(Stored records)
------------------------------------------------------------

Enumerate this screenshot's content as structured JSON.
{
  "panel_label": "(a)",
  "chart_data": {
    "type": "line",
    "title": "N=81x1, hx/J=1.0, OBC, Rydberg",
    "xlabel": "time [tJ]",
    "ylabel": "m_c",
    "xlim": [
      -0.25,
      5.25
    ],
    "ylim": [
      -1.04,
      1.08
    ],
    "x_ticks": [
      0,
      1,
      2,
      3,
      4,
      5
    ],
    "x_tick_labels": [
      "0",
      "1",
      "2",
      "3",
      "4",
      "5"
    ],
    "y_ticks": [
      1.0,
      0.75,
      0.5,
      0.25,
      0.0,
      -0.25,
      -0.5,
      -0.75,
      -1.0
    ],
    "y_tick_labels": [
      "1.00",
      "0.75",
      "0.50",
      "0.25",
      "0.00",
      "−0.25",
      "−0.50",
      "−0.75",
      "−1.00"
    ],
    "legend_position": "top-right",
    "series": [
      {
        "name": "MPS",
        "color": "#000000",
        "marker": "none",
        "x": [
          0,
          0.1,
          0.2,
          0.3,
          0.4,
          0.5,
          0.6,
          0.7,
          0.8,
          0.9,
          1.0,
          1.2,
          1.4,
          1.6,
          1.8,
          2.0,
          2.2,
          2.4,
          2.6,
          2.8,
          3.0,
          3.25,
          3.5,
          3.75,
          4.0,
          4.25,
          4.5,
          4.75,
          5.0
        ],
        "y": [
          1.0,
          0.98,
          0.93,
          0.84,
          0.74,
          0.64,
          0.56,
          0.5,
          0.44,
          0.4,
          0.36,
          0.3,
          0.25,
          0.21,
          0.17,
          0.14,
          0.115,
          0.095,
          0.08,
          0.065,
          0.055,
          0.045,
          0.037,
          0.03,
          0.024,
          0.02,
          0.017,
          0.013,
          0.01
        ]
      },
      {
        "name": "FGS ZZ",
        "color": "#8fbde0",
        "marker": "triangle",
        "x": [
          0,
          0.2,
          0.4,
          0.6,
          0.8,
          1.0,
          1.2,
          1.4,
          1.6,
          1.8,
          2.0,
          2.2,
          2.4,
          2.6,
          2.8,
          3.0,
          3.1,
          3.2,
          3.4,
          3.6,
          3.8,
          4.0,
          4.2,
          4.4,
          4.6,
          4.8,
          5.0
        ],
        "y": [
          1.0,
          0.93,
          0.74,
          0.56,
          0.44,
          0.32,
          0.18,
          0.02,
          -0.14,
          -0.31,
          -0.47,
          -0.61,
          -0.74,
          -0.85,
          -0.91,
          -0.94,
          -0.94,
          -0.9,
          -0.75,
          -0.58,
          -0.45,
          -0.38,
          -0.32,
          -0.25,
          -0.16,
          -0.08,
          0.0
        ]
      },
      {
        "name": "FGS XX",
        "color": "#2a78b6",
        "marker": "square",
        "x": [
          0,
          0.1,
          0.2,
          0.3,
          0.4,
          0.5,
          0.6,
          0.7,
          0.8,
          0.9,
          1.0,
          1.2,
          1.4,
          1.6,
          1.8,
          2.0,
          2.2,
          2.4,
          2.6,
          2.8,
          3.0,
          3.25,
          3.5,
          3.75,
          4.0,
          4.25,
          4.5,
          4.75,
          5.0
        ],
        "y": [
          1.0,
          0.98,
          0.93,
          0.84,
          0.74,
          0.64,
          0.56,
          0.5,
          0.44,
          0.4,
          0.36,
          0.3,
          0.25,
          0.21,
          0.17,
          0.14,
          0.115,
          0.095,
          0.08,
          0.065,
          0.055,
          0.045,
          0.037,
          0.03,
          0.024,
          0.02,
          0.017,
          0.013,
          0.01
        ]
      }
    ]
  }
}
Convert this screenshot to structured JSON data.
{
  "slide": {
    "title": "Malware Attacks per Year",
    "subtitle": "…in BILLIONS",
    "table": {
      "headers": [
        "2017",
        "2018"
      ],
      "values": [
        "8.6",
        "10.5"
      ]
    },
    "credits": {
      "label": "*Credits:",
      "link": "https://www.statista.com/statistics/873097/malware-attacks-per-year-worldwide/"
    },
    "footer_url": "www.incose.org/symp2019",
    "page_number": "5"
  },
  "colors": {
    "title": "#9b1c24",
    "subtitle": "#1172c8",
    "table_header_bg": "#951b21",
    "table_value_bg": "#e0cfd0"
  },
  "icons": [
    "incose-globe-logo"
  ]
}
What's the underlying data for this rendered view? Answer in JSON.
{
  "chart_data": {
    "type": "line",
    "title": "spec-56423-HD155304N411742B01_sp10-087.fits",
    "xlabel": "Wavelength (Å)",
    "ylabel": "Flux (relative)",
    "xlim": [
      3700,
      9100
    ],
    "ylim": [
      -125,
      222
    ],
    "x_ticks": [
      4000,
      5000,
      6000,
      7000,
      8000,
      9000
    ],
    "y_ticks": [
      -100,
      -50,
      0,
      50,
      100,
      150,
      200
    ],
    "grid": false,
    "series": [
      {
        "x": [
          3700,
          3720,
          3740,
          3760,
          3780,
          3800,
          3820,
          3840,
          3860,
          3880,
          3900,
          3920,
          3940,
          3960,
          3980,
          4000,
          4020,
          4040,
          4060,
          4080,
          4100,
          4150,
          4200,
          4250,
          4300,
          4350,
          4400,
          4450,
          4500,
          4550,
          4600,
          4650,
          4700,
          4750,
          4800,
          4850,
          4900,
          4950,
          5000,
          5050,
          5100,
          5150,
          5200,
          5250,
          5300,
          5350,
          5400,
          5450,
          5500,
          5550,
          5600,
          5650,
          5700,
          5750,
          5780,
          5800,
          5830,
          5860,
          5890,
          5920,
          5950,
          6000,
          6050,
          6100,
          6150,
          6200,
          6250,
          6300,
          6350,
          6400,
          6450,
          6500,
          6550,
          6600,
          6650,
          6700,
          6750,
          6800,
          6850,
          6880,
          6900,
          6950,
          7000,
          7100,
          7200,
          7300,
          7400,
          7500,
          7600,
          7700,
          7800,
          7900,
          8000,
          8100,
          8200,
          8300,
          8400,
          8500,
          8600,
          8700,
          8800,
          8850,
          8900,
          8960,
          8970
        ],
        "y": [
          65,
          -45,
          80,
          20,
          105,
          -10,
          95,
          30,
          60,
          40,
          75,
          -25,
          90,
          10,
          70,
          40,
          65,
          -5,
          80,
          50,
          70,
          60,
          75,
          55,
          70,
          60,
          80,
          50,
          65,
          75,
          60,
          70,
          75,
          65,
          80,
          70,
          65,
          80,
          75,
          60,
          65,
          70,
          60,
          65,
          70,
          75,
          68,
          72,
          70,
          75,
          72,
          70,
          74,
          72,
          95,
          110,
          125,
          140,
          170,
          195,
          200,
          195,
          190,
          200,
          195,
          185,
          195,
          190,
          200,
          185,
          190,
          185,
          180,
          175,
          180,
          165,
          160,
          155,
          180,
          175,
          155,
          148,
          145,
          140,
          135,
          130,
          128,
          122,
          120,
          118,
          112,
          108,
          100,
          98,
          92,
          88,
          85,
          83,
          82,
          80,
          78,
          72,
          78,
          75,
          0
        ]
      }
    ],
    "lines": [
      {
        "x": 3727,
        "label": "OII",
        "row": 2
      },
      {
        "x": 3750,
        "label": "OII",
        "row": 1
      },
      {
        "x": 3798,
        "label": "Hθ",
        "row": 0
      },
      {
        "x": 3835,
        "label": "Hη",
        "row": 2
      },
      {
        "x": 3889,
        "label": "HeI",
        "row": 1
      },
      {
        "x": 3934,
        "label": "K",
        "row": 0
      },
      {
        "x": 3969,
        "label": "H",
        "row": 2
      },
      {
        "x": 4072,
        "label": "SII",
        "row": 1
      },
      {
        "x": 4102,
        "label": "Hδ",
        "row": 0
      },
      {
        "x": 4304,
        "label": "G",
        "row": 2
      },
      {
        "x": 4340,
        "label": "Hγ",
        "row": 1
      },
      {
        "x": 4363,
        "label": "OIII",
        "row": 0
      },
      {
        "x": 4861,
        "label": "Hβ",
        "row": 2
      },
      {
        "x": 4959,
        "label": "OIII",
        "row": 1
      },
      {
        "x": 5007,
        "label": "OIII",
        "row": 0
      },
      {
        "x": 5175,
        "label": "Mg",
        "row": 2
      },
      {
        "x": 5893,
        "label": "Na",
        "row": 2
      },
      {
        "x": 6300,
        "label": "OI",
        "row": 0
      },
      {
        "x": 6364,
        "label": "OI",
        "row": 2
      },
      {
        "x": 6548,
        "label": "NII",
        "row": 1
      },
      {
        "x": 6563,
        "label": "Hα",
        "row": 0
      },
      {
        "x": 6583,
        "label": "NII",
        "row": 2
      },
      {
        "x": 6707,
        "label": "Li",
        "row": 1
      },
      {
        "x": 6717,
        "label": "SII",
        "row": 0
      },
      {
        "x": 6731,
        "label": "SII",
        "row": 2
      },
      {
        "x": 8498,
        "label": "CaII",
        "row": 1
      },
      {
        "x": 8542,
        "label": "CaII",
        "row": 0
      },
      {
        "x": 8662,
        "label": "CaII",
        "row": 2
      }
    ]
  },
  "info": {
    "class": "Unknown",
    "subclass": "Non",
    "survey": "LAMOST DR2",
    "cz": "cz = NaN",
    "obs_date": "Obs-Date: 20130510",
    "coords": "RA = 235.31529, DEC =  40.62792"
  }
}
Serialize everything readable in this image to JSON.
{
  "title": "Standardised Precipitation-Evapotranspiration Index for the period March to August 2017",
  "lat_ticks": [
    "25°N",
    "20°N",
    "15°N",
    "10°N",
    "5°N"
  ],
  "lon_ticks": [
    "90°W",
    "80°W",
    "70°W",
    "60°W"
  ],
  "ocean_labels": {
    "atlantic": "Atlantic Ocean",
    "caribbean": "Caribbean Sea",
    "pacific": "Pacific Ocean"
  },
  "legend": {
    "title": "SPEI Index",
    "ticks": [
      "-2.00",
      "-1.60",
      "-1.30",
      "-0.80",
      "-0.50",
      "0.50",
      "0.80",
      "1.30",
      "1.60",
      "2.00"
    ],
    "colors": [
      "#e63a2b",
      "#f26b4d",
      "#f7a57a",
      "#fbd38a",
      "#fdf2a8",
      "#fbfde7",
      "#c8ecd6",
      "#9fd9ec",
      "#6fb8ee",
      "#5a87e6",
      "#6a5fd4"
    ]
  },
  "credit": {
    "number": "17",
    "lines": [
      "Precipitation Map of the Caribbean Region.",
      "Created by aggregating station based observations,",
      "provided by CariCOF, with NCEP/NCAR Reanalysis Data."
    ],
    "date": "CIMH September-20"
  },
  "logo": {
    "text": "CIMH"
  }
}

------------------------------------------------------------

- WRITTEN EXERCISE
Search the data for "Index". Copy every matching line.

- EXERCISE SOLUTION
  "title": "Standardised Precipitation-Evapotranspiration Index for the period March to August 2017",
    "title": "SPEI Index",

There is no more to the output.